**EXERCISE BRIEF:**
Copy every line of the entries that includes the word "AHUJA".

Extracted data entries
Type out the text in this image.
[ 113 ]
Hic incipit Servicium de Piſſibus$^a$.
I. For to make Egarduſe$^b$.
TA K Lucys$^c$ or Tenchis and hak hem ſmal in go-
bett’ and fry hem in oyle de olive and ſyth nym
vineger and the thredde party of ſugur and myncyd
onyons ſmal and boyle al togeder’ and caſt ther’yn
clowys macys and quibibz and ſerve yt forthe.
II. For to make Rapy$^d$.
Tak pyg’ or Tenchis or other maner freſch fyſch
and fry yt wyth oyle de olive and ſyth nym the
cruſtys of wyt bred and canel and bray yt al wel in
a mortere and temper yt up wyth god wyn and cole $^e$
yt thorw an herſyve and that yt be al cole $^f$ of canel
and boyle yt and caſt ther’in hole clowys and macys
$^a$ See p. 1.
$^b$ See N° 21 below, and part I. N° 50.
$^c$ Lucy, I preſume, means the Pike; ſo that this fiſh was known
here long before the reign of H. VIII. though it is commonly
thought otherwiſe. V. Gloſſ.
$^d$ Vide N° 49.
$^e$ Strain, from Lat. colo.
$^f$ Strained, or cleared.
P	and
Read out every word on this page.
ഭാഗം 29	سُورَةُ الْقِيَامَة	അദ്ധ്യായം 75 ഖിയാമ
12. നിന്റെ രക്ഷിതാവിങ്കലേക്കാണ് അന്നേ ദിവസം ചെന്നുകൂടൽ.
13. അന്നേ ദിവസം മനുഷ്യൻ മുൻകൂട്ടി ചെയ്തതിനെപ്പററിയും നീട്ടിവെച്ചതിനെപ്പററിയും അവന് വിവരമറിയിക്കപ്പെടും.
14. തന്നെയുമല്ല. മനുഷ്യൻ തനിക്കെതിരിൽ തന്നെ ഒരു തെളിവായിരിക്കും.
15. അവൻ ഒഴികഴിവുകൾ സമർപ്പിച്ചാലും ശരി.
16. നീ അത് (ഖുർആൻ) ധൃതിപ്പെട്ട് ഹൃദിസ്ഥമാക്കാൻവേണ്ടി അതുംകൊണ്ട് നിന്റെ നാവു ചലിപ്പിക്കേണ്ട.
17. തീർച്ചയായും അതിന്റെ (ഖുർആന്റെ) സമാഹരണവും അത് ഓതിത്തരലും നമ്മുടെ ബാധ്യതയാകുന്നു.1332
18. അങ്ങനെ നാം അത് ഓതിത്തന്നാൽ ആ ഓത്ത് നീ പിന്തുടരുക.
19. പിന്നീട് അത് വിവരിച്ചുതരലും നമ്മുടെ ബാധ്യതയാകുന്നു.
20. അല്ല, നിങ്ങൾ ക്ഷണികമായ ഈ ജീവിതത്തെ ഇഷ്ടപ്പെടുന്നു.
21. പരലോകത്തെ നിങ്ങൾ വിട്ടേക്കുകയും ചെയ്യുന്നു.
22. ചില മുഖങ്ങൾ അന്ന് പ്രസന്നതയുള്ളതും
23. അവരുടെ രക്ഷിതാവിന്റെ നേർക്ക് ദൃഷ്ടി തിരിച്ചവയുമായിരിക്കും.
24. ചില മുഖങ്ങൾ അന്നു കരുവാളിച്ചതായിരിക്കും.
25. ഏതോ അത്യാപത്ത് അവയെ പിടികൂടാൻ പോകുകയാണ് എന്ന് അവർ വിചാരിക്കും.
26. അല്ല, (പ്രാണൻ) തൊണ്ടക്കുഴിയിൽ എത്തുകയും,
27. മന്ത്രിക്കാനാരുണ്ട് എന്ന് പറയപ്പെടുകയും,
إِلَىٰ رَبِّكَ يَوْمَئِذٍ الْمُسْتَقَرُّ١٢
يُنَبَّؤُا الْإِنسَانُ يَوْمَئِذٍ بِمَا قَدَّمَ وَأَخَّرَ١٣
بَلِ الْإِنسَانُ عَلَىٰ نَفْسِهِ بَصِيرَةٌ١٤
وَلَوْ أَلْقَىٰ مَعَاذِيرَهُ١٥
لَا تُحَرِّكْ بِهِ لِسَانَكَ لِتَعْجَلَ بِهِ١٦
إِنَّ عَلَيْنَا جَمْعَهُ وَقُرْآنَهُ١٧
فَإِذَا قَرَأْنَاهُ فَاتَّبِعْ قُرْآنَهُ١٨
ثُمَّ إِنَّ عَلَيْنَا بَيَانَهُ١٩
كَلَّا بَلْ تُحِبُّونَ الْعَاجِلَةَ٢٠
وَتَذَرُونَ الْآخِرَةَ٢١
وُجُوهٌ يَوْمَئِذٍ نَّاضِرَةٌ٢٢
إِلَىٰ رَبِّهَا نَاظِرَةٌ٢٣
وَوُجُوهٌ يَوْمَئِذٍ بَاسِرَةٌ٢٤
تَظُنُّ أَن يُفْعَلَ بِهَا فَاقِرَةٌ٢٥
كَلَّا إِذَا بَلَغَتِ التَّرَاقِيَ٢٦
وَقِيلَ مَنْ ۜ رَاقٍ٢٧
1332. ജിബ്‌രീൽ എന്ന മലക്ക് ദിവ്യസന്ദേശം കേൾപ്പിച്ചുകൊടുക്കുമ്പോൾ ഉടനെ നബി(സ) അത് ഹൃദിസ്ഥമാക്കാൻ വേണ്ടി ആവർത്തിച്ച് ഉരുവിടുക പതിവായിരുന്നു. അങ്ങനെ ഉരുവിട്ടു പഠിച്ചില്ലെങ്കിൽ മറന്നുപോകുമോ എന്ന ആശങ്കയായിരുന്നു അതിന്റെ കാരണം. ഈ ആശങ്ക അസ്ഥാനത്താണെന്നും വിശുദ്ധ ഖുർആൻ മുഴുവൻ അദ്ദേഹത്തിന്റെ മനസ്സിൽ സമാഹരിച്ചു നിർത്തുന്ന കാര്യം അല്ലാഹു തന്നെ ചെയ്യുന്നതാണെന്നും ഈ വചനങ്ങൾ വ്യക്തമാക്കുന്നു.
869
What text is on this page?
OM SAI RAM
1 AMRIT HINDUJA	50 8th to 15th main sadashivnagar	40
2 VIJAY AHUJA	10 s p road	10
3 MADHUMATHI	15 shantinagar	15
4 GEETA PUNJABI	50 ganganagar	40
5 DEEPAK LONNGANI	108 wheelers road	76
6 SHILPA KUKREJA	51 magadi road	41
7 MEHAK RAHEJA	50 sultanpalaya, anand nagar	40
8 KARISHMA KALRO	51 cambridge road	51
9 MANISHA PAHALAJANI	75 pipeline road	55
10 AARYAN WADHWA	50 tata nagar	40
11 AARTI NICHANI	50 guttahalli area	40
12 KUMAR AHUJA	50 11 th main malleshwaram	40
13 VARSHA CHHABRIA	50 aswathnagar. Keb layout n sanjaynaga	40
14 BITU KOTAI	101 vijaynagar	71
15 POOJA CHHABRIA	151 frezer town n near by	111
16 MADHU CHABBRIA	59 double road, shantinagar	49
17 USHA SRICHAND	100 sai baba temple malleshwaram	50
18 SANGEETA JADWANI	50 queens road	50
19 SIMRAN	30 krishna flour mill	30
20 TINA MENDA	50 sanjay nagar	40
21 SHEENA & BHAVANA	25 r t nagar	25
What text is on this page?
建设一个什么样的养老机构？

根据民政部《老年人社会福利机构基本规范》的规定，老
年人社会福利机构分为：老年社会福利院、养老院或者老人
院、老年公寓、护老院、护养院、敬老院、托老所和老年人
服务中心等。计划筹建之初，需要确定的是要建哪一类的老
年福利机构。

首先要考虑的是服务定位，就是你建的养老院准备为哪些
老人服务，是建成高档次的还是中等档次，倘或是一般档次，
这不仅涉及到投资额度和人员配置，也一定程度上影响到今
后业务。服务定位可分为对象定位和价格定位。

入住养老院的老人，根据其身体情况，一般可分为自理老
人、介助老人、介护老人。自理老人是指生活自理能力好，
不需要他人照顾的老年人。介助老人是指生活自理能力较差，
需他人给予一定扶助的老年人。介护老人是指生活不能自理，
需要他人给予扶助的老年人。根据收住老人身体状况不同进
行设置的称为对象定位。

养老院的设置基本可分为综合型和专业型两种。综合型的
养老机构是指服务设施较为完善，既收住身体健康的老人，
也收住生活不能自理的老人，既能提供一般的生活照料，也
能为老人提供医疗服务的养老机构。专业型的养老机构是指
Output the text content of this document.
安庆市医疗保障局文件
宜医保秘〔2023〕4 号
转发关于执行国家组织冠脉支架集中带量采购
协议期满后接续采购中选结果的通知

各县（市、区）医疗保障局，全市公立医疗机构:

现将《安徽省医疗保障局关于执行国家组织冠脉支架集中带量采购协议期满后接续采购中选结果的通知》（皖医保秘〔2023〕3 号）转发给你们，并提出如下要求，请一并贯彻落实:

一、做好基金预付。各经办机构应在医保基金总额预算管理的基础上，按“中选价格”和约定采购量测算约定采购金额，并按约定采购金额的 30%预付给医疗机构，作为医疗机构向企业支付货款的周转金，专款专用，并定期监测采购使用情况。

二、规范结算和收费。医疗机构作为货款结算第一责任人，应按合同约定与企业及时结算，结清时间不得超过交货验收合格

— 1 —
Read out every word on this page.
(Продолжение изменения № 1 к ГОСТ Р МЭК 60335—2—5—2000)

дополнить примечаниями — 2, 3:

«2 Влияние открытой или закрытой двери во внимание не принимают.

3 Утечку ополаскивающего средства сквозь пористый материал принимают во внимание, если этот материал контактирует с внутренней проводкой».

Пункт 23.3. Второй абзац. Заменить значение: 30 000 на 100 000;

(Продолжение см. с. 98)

**EXPECTED OUTPUT:**
2 VIJAY AHUJA	10 s p road	10
12 KUMAR AHUJA	50 11 th main malleshwaram	40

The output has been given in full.